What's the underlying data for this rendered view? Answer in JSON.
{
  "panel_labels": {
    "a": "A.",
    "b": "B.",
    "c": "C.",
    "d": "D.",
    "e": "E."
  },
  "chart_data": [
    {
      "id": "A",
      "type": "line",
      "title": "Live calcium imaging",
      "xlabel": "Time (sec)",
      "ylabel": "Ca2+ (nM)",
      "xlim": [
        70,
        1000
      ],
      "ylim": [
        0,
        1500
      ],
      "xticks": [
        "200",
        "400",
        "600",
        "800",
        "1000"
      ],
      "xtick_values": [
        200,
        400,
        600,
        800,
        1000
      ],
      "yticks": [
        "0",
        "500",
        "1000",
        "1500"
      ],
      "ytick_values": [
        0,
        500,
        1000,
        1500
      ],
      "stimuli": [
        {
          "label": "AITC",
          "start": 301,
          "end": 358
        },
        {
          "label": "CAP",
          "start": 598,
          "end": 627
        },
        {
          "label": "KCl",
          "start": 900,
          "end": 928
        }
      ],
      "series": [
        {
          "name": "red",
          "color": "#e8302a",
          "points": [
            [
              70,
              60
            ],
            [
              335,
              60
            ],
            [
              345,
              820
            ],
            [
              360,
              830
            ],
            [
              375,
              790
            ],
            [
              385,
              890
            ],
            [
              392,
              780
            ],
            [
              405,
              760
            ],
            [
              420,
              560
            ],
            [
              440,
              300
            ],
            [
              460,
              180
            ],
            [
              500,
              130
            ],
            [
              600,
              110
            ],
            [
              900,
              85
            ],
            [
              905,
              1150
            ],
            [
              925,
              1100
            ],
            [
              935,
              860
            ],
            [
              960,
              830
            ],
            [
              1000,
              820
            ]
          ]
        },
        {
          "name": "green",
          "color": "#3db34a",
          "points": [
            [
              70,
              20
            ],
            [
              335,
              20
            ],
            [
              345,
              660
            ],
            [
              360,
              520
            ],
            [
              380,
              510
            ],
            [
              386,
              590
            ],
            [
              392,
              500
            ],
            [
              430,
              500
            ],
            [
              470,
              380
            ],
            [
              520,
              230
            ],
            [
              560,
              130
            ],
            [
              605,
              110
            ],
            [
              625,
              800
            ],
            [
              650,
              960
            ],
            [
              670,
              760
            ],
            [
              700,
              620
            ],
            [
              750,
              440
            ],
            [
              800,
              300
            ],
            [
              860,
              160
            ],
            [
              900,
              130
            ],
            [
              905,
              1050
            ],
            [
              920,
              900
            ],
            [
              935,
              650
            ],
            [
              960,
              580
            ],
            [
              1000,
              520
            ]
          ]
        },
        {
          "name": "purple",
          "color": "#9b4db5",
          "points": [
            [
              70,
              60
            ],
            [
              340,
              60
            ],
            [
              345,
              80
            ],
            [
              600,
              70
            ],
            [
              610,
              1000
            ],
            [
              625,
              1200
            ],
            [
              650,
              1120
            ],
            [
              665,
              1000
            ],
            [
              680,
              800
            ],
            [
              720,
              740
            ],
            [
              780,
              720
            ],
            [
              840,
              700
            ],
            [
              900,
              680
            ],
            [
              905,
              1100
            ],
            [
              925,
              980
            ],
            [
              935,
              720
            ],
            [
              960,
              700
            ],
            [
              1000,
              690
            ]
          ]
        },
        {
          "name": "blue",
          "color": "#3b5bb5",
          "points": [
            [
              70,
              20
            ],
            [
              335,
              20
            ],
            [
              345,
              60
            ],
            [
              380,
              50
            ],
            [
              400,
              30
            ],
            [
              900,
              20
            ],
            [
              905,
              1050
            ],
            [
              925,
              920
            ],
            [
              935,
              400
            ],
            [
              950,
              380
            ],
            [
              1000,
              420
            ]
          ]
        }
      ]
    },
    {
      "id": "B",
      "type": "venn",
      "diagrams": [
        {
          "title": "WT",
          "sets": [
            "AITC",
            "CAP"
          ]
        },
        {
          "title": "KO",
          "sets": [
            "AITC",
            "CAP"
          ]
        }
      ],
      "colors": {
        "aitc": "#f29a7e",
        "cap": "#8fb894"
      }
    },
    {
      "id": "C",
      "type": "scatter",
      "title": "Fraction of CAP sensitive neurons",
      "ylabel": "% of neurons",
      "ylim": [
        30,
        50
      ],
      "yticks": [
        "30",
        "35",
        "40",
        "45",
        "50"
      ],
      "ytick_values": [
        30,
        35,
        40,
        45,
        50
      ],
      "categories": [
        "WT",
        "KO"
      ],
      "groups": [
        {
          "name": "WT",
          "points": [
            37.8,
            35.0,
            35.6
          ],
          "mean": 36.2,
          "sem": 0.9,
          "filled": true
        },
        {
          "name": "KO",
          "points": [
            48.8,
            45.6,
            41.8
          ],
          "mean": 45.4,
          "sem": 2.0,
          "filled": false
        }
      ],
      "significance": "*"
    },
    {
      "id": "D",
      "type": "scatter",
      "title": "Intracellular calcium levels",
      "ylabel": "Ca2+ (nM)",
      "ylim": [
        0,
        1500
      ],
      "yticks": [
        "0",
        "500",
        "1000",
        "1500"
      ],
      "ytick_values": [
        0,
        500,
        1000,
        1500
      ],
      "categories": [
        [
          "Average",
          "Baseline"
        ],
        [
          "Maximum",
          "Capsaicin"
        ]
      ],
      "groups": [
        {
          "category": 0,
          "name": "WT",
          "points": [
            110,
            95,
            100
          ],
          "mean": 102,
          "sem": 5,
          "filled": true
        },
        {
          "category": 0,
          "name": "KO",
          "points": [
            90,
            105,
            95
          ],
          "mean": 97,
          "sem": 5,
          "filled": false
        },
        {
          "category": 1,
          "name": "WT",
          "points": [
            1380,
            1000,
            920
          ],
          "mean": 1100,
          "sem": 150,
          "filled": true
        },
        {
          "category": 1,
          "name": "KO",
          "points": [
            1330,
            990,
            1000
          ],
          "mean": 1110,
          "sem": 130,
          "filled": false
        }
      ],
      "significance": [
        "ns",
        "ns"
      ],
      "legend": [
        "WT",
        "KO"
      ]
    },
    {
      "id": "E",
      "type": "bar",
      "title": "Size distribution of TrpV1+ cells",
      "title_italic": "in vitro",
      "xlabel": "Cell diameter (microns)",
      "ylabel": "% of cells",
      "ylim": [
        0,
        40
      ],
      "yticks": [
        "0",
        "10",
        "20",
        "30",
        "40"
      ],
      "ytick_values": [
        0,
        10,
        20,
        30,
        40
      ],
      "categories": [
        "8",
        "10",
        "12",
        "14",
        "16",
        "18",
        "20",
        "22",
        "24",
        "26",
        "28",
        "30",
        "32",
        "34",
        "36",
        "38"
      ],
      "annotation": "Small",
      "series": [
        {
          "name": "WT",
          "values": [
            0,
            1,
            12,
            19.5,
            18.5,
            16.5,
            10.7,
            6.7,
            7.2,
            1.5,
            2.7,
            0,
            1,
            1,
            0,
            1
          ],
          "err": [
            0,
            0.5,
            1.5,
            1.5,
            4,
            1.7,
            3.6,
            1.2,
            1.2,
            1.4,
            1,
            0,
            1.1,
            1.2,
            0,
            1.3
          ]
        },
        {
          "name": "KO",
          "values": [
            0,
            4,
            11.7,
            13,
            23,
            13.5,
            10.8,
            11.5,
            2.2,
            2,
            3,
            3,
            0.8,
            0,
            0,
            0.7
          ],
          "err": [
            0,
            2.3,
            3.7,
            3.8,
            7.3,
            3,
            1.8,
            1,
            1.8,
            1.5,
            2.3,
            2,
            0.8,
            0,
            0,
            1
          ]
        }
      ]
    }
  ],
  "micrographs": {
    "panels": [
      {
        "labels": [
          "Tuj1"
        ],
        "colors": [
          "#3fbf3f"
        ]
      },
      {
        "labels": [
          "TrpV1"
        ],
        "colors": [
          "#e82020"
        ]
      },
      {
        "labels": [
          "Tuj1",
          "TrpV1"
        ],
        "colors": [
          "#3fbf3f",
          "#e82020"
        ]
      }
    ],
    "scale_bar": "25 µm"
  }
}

········

**DIRECTIONS**
Show, from the material above, each line that includes the string "type".

**WRITTEN ANSWER**
      "type": "line",
      "type": "venn",
      "type": "scatter",
      "type": "scatter",
      "type": "bar",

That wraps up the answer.